Collected data entries
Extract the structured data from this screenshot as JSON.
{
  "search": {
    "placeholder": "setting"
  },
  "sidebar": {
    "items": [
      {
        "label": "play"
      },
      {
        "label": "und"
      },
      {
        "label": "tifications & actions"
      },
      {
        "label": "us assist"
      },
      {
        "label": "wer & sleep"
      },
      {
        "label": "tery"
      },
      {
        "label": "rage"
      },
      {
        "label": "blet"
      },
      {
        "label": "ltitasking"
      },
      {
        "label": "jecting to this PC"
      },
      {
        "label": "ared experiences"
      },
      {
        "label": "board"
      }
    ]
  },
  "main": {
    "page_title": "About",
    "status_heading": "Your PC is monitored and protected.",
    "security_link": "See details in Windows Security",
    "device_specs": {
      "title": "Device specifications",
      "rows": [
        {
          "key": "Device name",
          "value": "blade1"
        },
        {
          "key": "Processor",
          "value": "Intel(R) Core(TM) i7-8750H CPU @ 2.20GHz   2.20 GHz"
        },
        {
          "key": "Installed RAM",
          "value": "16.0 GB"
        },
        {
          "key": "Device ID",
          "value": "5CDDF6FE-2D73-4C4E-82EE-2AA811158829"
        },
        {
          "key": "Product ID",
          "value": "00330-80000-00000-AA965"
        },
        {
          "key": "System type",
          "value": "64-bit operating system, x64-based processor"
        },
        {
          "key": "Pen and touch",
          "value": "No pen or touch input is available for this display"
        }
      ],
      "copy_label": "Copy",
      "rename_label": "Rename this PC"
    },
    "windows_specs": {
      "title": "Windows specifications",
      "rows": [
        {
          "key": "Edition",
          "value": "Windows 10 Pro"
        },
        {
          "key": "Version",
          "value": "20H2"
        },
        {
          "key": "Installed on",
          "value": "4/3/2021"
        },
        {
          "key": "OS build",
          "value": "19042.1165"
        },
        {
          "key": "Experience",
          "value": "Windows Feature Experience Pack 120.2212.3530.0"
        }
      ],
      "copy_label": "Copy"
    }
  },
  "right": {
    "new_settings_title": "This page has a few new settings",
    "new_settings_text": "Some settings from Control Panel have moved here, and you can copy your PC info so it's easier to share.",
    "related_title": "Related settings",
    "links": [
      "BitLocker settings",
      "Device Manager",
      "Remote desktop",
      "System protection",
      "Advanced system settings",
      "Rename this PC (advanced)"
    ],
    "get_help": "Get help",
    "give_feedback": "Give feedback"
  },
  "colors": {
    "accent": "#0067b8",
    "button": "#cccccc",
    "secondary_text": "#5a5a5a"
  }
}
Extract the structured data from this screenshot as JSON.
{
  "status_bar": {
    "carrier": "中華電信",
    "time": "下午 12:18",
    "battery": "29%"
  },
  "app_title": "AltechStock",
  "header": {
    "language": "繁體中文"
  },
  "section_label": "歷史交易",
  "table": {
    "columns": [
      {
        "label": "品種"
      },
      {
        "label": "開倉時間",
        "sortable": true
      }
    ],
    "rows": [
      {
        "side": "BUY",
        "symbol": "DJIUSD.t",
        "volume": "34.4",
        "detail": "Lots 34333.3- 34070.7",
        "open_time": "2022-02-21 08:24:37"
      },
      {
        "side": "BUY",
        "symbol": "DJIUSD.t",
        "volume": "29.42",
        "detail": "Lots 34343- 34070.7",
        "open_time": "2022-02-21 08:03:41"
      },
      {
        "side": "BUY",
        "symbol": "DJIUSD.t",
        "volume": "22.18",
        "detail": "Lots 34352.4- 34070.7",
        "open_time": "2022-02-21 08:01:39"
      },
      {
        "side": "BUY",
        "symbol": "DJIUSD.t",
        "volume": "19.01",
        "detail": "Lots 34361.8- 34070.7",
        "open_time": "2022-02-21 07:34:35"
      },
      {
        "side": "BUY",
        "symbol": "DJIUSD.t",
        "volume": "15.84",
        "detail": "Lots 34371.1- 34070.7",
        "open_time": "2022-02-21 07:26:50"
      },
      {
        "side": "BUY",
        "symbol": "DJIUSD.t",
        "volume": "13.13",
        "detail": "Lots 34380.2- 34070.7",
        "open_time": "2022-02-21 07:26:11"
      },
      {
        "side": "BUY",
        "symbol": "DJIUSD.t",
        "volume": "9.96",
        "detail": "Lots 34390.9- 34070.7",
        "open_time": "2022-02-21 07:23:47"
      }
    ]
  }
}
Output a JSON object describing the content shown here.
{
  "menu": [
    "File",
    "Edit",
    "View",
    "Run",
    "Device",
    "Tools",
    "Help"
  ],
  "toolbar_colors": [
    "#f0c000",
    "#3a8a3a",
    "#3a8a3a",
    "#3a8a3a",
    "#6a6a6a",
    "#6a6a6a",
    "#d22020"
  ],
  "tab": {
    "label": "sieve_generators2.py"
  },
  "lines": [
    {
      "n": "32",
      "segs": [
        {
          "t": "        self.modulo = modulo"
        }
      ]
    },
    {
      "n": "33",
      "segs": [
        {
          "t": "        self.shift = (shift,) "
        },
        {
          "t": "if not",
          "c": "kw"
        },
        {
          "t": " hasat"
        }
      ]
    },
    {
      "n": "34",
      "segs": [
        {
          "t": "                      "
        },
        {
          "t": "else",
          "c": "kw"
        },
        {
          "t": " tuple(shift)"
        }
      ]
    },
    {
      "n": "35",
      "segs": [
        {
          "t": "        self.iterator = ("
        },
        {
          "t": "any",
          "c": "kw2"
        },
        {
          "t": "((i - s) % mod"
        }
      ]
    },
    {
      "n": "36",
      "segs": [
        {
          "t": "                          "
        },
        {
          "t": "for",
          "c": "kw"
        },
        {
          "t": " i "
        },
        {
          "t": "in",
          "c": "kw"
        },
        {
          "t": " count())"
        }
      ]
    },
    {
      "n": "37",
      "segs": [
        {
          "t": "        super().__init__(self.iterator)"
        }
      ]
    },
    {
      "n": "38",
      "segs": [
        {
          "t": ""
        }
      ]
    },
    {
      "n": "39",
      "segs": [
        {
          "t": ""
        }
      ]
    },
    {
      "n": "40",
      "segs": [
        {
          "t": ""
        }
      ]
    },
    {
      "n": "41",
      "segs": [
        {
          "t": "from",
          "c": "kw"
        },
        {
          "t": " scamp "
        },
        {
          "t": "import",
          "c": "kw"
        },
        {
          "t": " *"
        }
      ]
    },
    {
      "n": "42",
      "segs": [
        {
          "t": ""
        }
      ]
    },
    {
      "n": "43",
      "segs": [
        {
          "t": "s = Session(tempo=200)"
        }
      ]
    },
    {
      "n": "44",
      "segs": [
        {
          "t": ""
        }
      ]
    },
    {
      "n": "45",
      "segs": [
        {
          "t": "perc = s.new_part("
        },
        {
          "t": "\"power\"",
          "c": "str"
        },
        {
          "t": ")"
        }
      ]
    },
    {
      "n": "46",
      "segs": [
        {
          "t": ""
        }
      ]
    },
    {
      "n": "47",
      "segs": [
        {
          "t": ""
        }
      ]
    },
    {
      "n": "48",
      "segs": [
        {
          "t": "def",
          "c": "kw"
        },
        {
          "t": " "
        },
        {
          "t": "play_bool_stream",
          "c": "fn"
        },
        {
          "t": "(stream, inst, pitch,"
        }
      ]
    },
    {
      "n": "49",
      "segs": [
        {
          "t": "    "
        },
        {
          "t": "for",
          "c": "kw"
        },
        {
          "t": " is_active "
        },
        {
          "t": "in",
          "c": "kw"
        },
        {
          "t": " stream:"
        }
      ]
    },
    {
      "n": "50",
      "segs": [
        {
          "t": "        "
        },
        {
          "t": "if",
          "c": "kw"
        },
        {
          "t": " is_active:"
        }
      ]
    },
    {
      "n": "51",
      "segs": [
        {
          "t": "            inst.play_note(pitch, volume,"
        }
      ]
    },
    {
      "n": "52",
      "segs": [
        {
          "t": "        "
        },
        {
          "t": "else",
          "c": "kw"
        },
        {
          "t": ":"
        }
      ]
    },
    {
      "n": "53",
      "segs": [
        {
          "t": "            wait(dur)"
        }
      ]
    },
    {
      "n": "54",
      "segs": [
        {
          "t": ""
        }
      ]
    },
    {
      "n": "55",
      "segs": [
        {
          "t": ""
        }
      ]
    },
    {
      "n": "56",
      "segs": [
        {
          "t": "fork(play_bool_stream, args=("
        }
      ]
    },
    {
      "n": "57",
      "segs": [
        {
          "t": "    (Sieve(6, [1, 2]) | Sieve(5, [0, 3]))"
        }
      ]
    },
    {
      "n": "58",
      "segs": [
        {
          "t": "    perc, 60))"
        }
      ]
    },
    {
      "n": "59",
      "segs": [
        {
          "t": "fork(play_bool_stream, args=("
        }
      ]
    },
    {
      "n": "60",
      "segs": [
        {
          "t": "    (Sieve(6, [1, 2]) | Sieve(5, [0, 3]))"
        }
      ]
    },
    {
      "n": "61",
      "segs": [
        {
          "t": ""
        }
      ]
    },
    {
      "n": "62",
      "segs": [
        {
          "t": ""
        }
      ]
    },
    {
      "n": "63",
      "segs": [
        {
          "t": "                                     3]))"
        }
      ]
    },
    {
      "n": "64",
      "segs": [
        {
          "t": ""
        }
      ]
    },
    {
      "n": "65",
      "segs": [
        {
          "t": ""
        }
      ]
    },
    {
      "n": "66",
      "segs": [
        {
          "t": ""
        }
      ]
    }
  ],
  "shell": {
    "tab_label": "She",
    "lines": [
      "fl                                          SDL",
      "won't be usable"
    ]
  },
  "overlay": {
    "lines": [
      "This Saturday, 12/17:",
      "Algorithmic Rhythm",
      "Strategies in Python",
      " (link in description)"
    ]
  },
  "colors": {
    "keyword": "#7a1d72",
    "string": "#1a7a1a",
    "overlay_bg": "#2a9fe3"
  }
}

**WHAT YOU NEED TO DO:** From the data above, pick out each line containing "Lots" and copy it.

**PROBLEM SOLUTION:**
        "detail": "Lots 34333.3- 34070.7",
        "detail": "Lots 34343- 34070.7",
        "detail": "Lots 34352.4- 34070.7",
        "detail": "Lots 34361.8- 34070.7",
        "detail": "Lots 34371.1- 34070.7",
        "detail": "Lots 34380.2- 34070.7",
        "detail": "Lots 34390.9- 34070.7",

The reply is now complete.